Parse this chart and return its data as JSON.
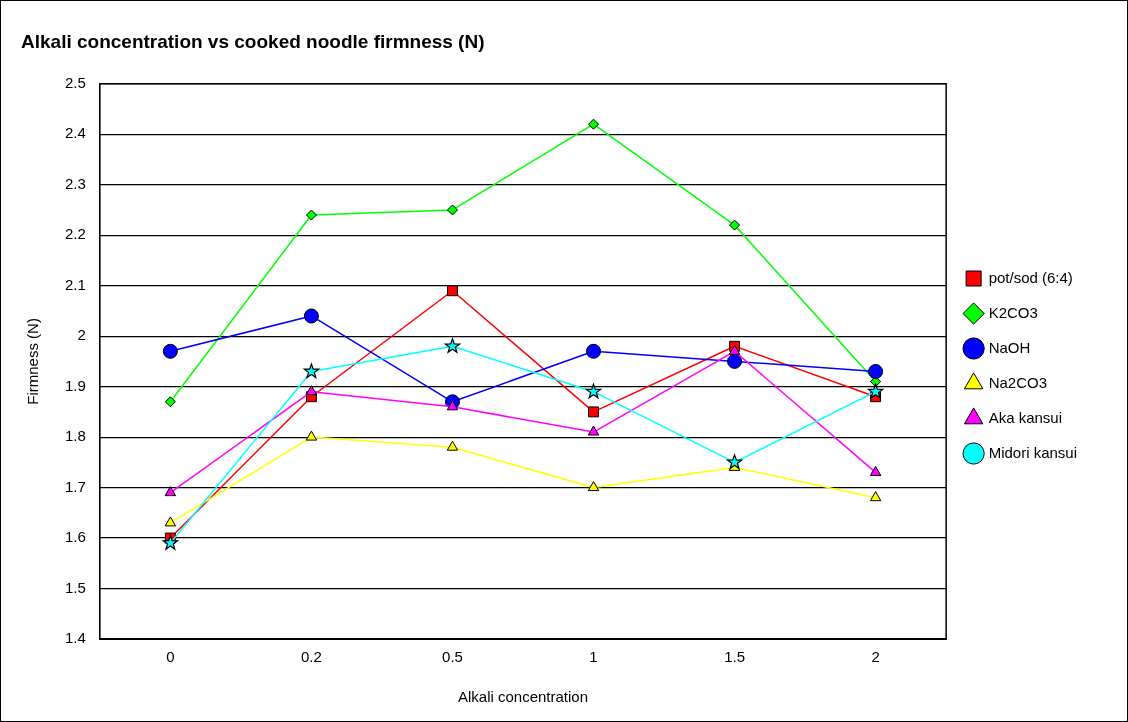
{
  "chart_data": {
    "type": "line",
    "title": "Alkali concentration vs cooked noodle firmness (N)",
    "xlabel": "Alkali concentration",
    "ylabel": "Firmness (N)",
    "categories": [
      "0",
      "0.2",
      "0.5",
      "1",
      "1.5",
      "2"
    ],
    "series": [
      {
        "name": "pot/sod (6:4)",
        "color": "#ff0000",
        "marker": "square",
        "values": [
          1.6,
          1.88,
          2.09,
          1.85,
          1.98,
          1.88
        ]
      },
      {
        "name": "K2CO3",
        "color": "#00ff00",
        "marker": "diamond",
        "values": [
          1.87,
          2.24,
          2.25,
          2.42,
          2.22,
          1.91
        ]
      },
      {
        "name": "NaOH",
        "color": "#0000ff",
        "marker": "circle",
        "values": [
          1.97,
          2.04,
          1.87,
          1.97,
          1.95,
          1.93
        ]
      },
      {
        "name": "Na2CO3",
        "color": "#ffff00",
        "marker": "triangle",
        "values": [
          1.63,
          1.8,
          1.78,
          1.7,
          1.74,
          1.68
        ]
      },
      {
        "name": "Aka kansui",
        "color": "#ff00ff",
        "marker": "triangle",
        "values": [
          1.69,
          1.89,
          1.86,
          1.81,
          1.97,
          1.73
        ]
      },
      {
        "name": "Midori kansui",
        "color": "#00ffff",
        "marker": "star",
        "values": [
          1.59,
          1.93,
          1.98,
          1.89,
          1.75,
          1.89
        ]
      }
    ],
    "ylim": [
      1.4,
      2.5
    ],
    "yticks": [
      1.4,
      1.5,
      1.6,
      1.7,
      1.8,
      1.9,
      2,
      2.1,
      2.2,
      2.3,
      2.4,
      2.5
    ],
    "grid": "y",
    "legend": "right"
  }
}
# # # # # # #
▸ Task goal
Copy every line of the listing that includes the string "name".

▸ Task answer
        "name": "pot/sod (6:4)",
        "name": "K2CO3",
        "name": "NaOH",
        "name": "Na2CO3",
        "name": "Aka kansui",
        "name": "Midori kansui",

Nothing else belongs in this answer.